■ The task ■
Copy out each line exactly; pictures stay out of the copy.

---- Supplied data

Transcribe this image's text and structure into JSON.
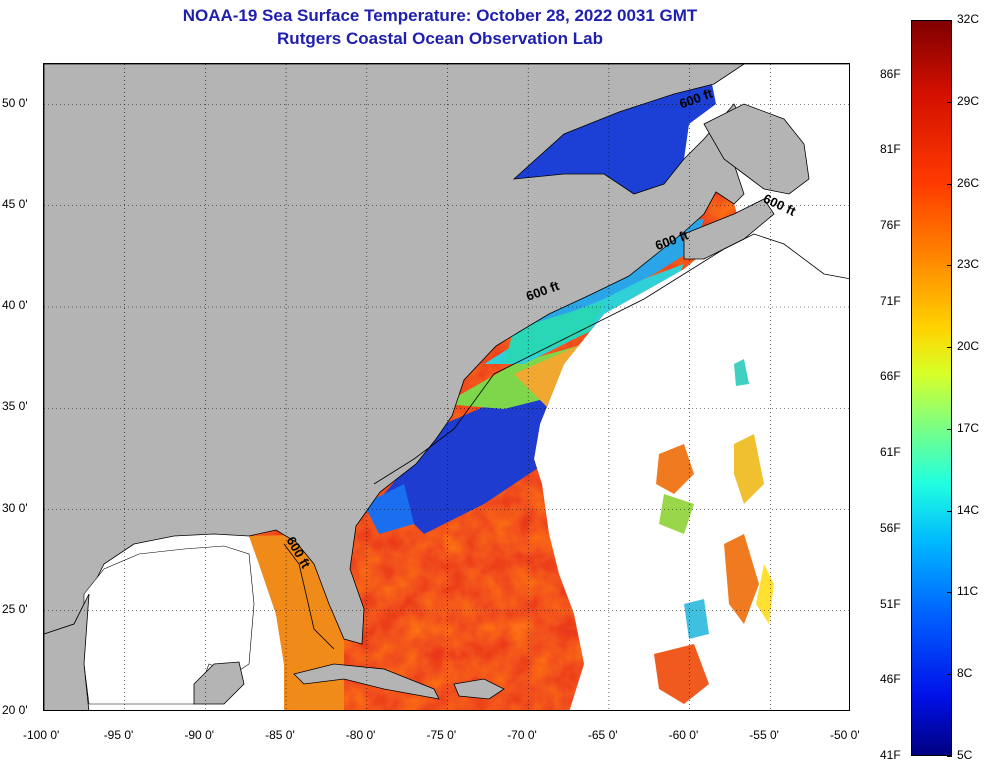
{
  "title": {
    "line1": "NOAA-19 Sea Surface Temperature:  October 28, 2022 0031 GMT",
    "line2": "Rutgers Coastal Ocean Observation Lab"
  },
  "map": {
    "lon_range": [
      -100,
      -50
    ],
    "lat_range": [
      20,
      52
    ],
    "lon_ticks": [
      {
        "value": -100,
        "label": "-100 0'"
      },
      {
        "value": -95,
        "label": "-95 0'"
      },
      {
        "value": -90,
        "label": "-90 0'"
      },
      {
        "value": -85,
        "label": "-85 0'"
      },
      {
        "value": -80,
        "label": "-80 0'"
      },
      {
        "value": -75,
        "label": "-75 0'"
      },
      {
        "value": -70,
        "label": "-70 0'"
      },
      {
        "value": -65,
        "label": "-65 0'"
      },
      {
        "value": -60,
        "label": "-60 0'"
      },
      {
        "value": -55,
        "label": "-55 0'"
      },
      {
        "value": -50,
        "label": "-50 0'"
      }
    ],
    "lat_ticks": [
      {
        "value": 20,
        "label": "20 0'"
      },
      {
        "value": 25,
        "label": "25 0'"
      },
      {
        "value": 30,
        "label": "30 0'"
      },
      {
        "value": 35,
        "label": "35 0'"
      },
      {
        "value": 40,
        "label": "40 0'"
      },
      {
        "value": 45,
        "label": "45 0'"
      },
      {
        "value": 50,
        "label": "50 0'"
      }
    ],
    "isobath_labels": [
      {
        "text": "600 ft",
        "lon": -60.5,
        "lat": 49.8
      },
      {
        "text": "600 ft",
        "lon": -55.5,
        "lat": 45.2
      },
      {
        "text": "600 ft",
        "lon": -62.0,
        "lat": 42.8
      },
      {
        "text": "600 ft",
        "lon": -70.0,
        "lat": 40.3
      },
      {
        "text": "600 ft",
        "lon": -85.0,
        "lat": 28.5
      }
    ],
    "land_color": "#b4b4b4",
    "cloud_color": "#ffffff"
  },
  "colorbar": {
    "min_c": 5,
    "max_c": 32,
    "celsius_labels": [
      "32C",
      "29C",
      "26C",
      "23C",
      "20C",
      "17C",
      "14C",
      "11C",
      "8C",
      "5C"
    ],
    "fahrenheit_labels": [
      "86F",
      "81F",
      "76F",
      "71F",
      "66F",
      "61F",
      "56F",
      "51F",
      "46F",
      "41F"
    ],
    "fahrenheit_values": [
      86,
      81,
      76,
      71,
      66,
      61,
      56,
      51,
      46,
      41
    ]
  }
}
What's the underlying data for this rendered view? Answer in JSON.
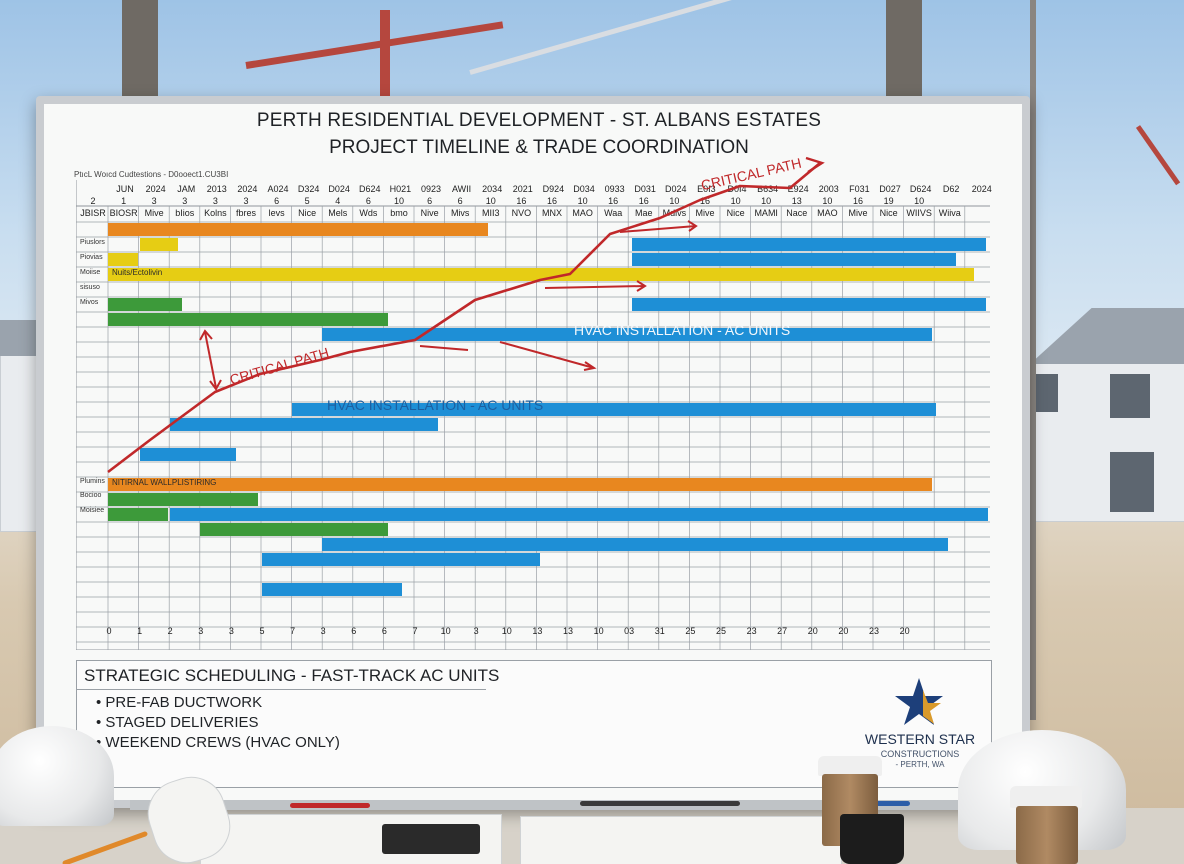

--------

■ Reply ■
Transcribe this image's text and structure into JSON.
{
  "title": {
    "line1": "NOAA-19 Sea Surface Temperature:  October 28, 2022 0031 GMT",
    "line2": "Rutgers Coastal Ocean Observation Lab"
  },
  "map": {
    "lon_range": [
      -100,
      -50
    ],
    "lat_range": [
      20,
      52
    ],
    "lon_ticks": [
      {
        "value": -100,
        "label": "-100 0'"
      },
      {
        "value": -95,
        "label": "-95 0'"
      },
      {
        "value": -90,
        "label": "-90 0'"
      },
      {
        "value": -85,
        "label": "-85 0'"
      },
      {
        "value": -80,
        "label": "-80 0'"
      },
      {
        "value": -75,
        "label": "-75 0'"
      },
      {
        "value": -70,
        "label": "-70 0'"
      },
      {
        "value": -65,
        "label": "-65 0'"
      },
      {
        "value": -60,
        "label": "-60 0'"
      },
      {
        "value": -55,
        "label": "-55 0'"
      },
      {
        "value": -50,
        "label": "-50 0'"
      }
    ],
    "lat_ticks": [
      {
        "value": 20,
        "label": "20 0'"
      },
      {
        "value": 25,
        "label": "25 0'"
      },
      {
        "value": 30,
        "label": "30 0'"
      },
      {
        "value": 35,
        "label": "35 0'"
      },
      {
        "value": 40,
        "label": "40 0'"
      },
      {
        "value": 45,
        "label": "45 0'"
      },
      {
        "value": 50,
        "label": "50 0'"
      }
    ],
    "isobath_labels": [
      {
        "text": "600 ft",
        "lon": -60.5,
        "lat": 49.8
      },
      {
        "text": "600 ft",
        "lon": -55.5,
        "lat": 45.2
      },
      {
        "text": "600 ft",
        "lon": -62.0,
        "lat": 42.8
      },
      {
        "text": "600 ft",
        "lon": -70.0,
        "lat": 40.3
      },
      {
        "text": "600 ft",
        "lon": -85.0,
        "lat": 28.5
      }
    ],
    "land_color": "#b4b4b4",
    "cloud_color": "#ffffff"
  },
  "colorbar": {
    "min_c": 5,
    "max_c": 32,
    "celsius_labels": [
      "32C",
      "29C",
      "26C",
      "23C",
      "20C",
      "17C",
      "14C",
      "11C",
      "8C",
      "5C"
    ],
    "fahrenheit_labels": [
      "86F",
      "81F",
      "76F",
      "71F",
      "66F",
      "61F",
      "56F",
      "51F",
      "46F",
      "41F"
    ],
    "fahrenheit_values": [
      86,
      81,
      76,
      71,
      66,
      61,
      56,
      51,
      46,
      41
    ]
  }
}
What's the underlying data for this rendered view? Answer in JSON.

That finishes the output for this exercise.